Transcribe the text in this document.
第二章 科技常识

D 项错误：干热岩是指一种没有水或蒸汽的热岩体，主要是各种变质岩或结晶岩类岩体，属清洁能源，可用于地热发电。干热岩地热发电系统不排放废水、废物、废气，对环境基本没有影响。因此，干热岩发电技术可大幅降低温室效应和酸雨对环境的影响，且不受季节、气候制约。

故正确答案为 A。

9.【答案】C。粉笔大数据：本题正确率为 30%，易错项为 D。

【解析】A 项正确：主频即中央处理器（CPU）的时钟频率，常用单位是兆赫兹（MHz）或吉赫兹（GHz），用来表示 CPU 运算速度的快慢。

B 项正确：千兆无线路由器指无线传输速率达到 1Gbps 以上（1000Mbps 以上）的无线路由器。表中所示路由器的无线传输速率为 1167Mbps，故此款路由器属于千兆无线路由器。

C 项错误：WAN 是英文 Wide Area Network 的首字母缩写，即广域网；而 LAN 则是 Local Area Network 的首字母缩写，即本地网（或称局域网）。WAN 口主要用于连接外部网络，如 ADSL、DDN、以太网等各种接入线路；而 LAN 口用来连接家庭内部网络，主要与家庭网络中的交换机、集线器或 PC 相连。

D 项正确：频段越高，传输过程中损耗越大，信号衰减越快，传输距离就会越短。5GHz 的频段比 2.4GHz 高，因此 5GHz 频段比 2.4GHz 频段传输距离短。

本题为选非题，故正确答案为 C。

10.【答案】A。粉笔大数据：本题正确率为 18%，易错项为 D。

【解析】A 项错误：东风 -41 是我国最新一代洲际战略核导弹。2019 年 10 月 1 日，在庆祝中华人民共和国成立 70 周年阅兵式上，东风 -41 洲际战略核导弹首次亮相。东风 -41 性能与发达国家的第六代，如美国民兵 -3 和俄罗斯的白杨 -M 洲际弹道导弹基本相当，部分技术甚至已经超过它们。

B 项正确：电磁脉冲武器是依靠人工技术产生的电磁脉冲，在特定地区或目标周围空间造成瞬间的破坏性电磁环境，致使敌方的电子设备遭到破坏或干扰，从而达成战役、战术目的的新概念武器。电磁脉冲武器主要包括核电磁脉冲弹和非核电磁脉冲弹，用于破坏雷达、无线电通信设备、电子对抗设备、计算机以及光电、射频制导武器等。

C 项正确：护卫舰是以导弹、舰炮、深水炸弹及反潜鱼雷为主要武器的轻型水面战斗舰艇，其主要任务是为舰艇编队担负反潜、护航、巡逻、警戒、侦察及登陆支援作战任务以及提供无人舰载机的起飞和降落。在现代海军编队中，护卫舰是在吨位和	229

----

**What the task asks**:
Repeat each record in full; every line must match exactly.

**Reply**:
Transcribe the text in this document.
第二章 科技常识

D 项错误：干热岩是指一种没有水或蒸汽的热岩体，主要是各种变质岩或结晶岩类岩体，属清洁能源，可用于地热发电。干热岩地热发电系统不排放废水、废物、废气，对环境基本没有影响。因此，干热岩发电技术可大幅降低温室效应和酸雨对环境的影响，且不受季节、气候制约。

故正确答案为 A。

9.【答案】C。粉笔大数据：本题正确率为 30%，易错项为 D。

【解析】A 项正确：主频即中央处理器（CPU）的时钟频率，常用单位是兆赫兹（MHz）或吉赫兹（GHz），用来表示 CPU 运算速度的快慢。

B 项正确：千兆无线路由器指无线传输速率达到 1Gbps 以上（1000Mbps 以上）的无线路由器。表中所示路由器的无线传输速率为 1167Mbps，故此款路由器属于千兆无线路由器。

C 项错误：WAN 是英文 Wide Area Network 的首字母缩写，即广域网；而 LAN 则是 Local Area Network 的首字母缩写，即本地网（或称局域网）。WAN 口主要用于连接外部网络，如 ADSL、DDN、以太网等各种接入线路；而 LAN 口用来连接家庭内部网络，主要与家庭网络中的交换机、集线器或 PC 相连。

D 项正确：频段越高，传输过程中损耗越大，信号衰减越快，传输距离就会越短。5GHz 的频段比 2.4GHz 高，因此 5GHz 频段比 2.4GHz 频段传输距离短。

本题为选非题，故正确答案为 C。

10.【答案】A。粉笔大数据：本题正确率为 18%，易错项为 D。

【解析】A 项错误：东风 -41 是我国最新一代洲际战略核导弹。2019 年 10 月 1 日，在庆祝中华人民共和国成立 70 周年阅兵式上，东风 -41 洲际战略核导弹首次亮相。东风 -41 性能与发达国家的第六代，如美国民兵 -3 和俄罗斯的白杨 -M 洲际弹道导弹基本相当，部分技术甚至已经超过它们。

B 项正确：电磁脉冲武器是依靠人工技术产生的电磁脉冲，在特定地区或目标周围空间造成瞬间的破坏性电磁环境，致使敌方的电子设备遭到破坏或干扰，从而达成战役、战术目的的新概念武器。电磁脉冲武器主要包括核电磁脉冲弹和非核电磁脉冲弹，用于破坏雷达、无线电通信设备、电子对抗设备、计算机以及光电、射频制导武器等。

C 项正确：护卫舰是以导弹、舰炮、深水炸弹及反潜鱼雷为主要武器的轻型水面战斗舰艇，其主要任务是为舰艇编队担负反潜、护航、巡逻、警戒、侦察及登陆支援作战任务以及提供无人舰载机的起飞和降落。在现代海军编队中，护卫舰是在吨位和	229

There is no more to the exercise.